What you have to do: Write out all of the data exactly as it appears.

* Start Provided information *

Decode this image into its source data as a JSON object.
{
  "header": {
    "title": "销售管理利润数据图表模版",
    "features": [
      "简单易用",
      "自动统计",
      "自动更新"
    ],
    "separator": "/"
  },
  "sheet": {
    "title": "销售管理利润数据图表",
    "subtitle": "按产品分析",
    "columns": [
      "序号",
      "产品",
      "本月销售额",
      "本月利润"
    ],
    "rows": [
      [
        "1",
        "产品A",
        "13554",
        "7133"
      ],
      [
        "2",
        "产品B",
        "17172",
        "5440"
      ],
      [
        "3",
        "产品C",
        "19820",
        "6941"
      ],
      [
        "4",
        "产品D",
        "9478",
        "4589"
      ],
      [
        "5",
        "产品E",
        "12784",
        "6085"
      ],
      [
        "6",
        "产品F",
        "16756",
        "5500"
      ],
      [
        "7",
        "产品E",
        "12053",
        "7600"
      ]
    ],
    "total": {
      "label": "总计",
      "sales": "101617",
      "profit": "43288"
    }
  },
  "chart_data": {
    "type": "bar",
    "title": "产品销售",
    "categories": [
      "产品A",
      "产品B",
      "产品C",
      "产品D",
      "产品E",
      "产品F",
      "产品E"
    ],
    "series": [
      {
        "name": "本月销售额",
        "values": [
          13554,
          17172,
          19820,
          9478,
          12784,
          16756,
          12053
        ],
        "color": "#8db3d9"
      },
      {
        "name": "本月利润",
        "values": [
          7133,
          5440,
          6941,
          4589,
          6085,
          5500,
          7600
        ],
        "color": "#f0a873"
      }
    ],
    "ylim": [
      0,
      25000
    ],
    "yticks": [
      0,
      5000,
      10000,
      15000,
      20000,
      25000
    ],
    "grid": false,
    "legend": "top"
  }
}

* End Provided information *

Response to this exercise:
Decode this image into its source data as a JSON object.
{
  "header": {
    "title": "销售管理利润数据图表模版",
    "features": [
      "简单易用",
      "自动统计",
      "自动更新"
    ],
    "separator": "/"
  },
  "sheet": {
    "title": "销售管理利润数据图表",
    "subtitle": "按产品分析",
    "columns": [
      "序号",
      "产品",
      "本月销售额",
      "本月利润"
    ],
    "rows": [
      [
        "1",
        "产品A",
        "13554",
        "7133"
      ],
      [
        "2",
        "产品B",
        "17172",
        "5440"
      ],
      [
        "3",
        "产品C",
        "19820",
        "6941"
      ],
      [
        "4",
        "产品D",
        "9478",
        "4589"
      ],
      [
        "5",
        "产品E",
        "12784",
        "6085"
      ],
      [
        "6",
        "产品F",
        "16756",
        "5500"
      ],
      [
        "7",
        "产品E",
        "12053",
        "7600"
      ]
    ],
    "total": {
      "label": "总计",
      "sales": "101617",
      "profit": "43288"
    }
  },
  "chart_data": {
    "type": "bar",
    "title": "产品销售",
    "categories": [
      "产品A",
      "产品B",
      "产品C",
      "产品D",
      "产品E",
      "产品F",
      "产品E"
    ],
    "series": [
      {
        "name": "本月销售额",
        "values": [
          13554,
          17172,
          19820,
          9478,
          12784,
          16756,
          12053
        ],
        "color": "#8db3d9"
      },
      {
        "name": "本月利润",
        "values": [
          7133,
          5440,
          6941,
          4589,
          6085,
          5500,
          7600
        ],
        "color": "#f0a873"
      }
    ],
    "ylim": [
      0,
      25000
    ],
    "yticks": [
      0,
      5000,
      10000,
      15000,
      20000,
      25000
    ],
    "grid": false,
    "legend": "top"
  }
}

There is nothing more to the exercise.